### JOB
Go through the data below. List every line that holds the word "statements".

[Extracted data entries]
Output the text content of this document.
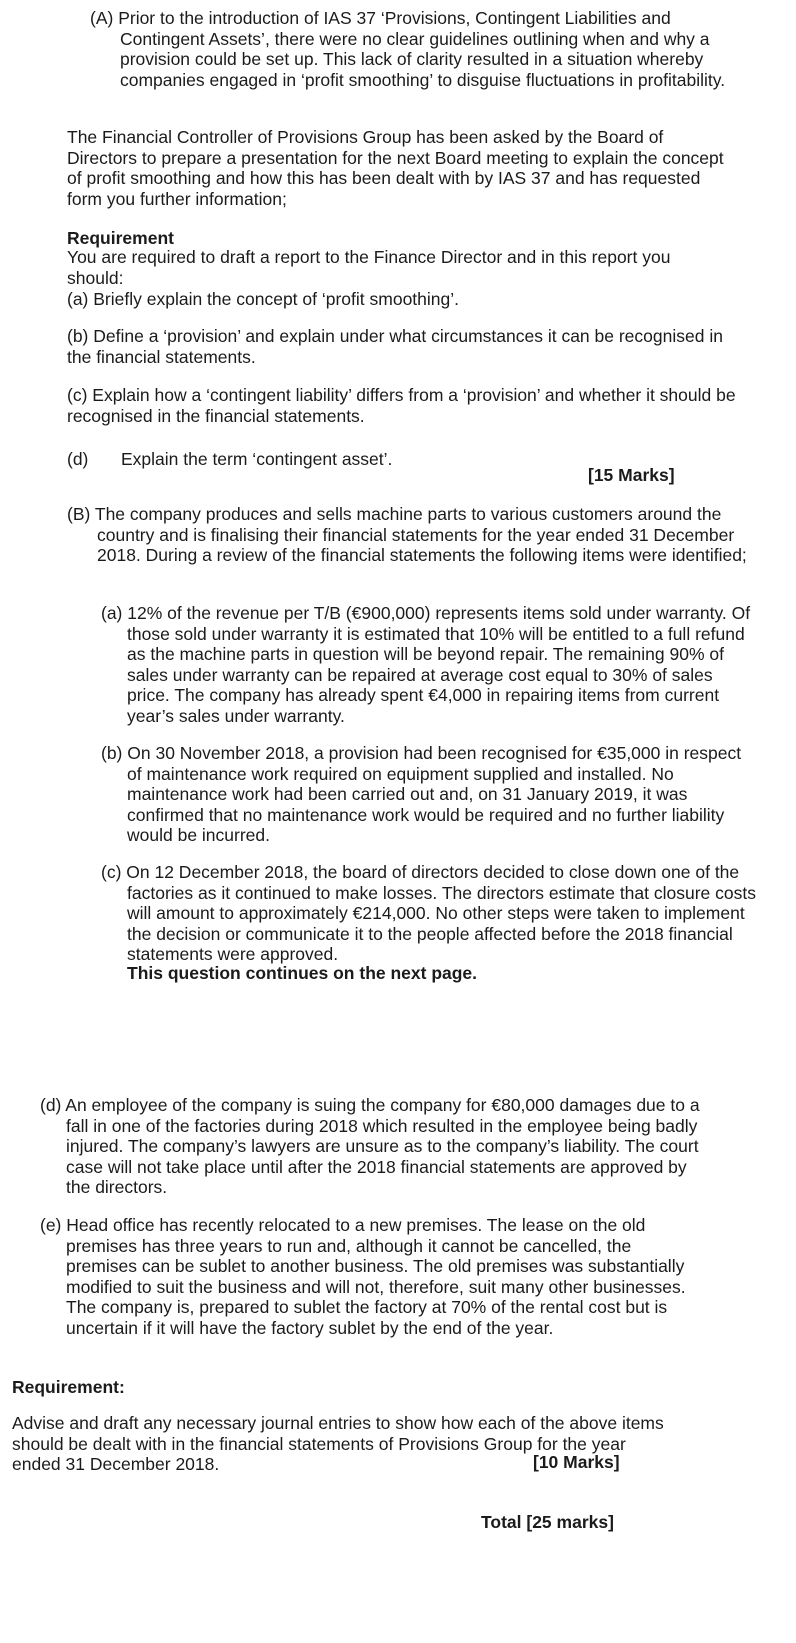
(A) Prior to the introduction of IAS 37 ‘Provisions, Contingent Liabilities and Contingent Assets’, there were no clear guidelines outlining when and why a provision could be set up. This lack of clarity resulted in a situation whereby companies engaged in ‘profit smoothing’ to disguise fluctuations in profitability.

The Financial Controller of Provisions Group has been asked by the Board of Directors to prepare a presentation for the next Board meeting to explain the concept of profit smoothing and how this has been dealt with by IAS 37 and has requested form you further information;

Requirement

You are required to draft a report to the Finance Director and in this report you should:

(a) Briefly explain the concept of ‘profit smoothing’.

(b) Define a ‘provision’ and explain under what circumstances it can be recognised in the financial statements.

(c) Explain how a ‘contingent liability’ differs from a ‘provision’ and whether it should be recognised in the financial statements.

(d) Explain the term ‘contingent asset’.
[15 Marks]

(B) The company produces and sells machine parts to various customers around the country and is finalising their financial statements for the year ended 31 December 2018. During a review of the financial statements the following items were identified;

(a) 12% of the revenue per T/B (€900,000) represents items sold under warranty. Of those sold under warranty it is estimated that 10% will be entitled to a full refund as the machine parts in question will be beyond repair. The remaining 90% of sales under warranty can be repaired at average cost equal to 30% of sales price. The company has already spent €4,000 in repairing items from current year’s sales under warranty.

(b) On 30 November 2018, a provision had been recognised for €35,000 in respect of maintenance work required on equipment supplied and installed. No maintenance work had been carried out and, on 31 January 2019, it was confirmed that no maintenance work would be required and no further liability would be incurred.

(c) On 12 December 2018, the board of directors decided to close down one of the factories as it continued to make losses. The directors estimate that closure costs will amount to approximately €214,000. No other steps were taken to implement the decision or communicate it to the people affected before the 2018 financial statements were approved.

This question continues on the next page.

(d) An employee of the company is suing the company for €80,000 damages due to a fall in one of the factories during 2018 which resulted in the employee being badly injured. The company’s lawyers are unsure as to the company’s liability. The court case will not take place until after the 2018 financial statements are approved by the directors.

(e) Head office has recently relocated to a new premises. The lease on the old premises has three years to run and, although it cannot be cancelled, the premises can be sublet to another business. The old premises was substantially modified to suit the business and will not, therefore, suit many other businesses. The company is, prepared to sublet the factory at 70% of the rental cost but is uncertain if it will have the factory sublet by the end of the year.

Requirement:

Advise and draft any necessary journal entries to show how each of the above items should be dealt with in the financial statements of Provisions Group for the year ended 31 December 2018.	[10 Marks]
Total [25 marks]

---

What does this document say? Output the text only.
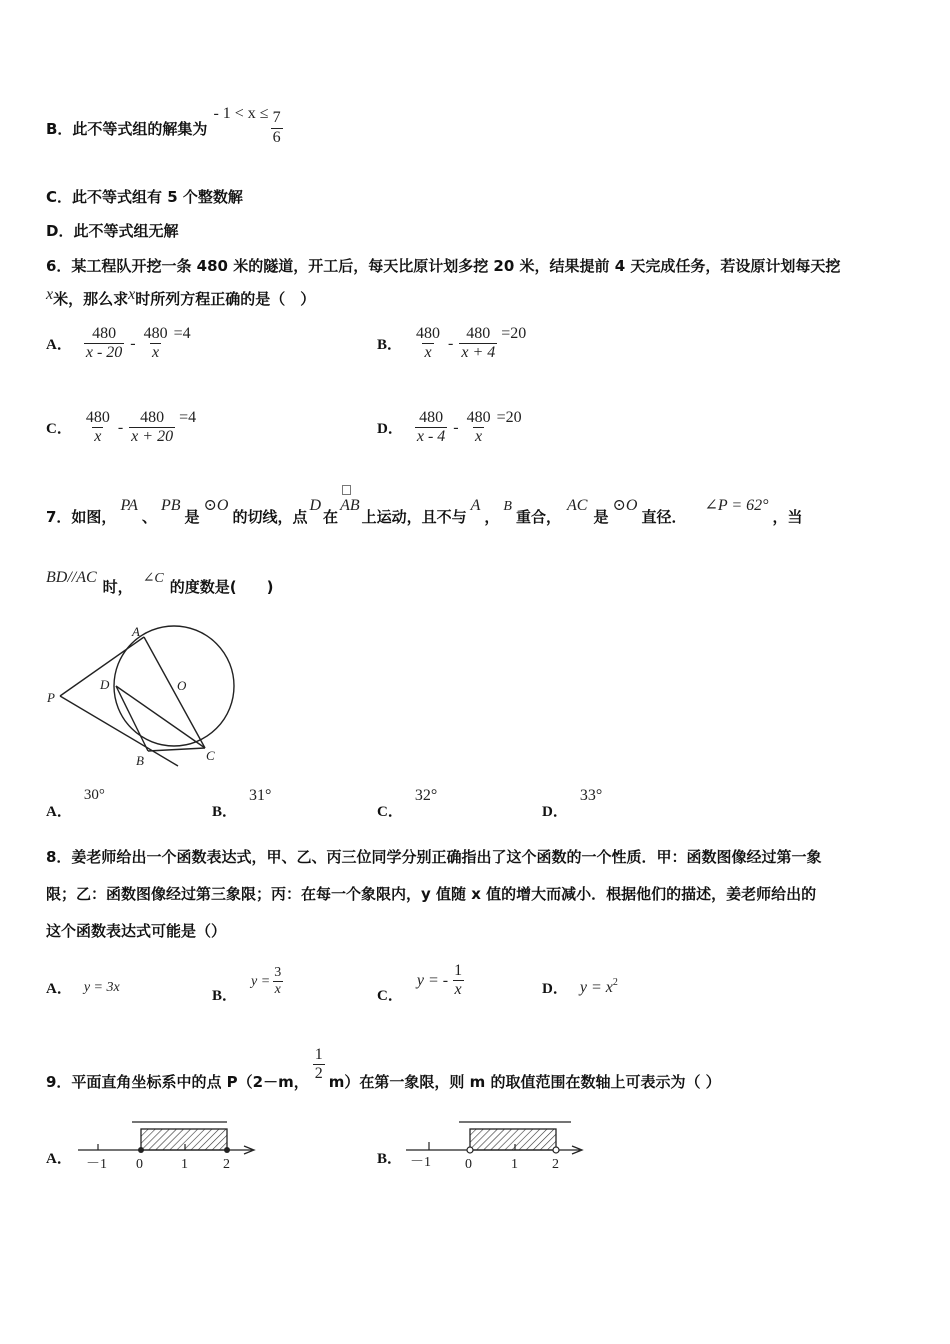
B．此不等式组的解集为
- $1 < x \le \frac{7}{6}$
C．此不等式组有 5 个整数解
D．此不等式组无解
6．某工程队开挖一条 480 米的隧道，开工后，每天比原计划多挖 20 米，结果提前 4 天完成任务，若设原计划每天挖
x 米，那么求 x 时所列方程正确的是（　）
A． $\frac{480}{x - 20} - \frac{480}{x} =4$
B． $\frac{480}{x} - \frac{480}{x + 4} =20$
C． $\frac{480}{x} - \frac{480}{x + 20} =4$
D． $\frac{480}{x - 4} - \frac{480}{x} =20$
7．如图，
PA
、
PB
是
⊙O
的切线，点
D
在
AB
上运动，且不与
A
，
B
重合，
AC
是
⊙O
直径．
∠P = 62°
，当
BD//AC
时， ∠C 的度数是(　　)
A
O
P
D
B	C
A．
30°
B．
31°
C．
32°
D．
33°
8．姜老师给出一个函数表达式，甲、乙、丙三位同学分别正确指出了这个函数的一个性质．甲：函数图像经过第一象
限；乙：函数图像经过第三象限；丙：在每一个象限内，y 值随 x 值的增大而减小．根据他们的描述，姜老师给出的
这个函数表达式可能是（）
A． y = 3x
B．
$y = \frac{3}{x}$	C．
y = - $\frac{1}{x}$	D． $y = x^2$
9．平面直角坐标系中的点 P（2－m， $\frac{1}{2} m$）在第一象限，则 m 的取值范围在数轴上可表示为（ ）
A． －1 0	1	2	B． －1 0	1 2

### EXPECTED ANSWER
(b) Define a ‘provision’ and explain under what circumstances it can be recognised in the financial statements.
(c) Explain how a ‘contingent liability’ differs from a ‘provision’ and whether it should be recognised in the financial statements.
(B) The company produces and sells machine parts to various customers around the country and is finalising their financial statements for the year ended 31 December 2018. During a review of the financial statements the following items were identified;
(c) On 12 December 2018, the board of directors decided to close down one of the factories as it continued to make losses. The directors estimate that closure costs will amount to approximately €214,000. No other steps were taken to implement the decision or communicate it to the people affected before the 2018 financial statements were approved.
(d) An employee of the company is suing the company for €80,000 damages due to a fall in one of the factories during 2018 which resulted in the employee being badly injured. The company’s lawyers are unsure as to the company’s liability. The court case will not take place until after the 2018 financial statements are approved by the directors.
Advise and draft any necessary journal entries to show how each of the above items should be dealt with in the financial statements of Provisions Group for the year ended 31 December 2018.	[10 Marks]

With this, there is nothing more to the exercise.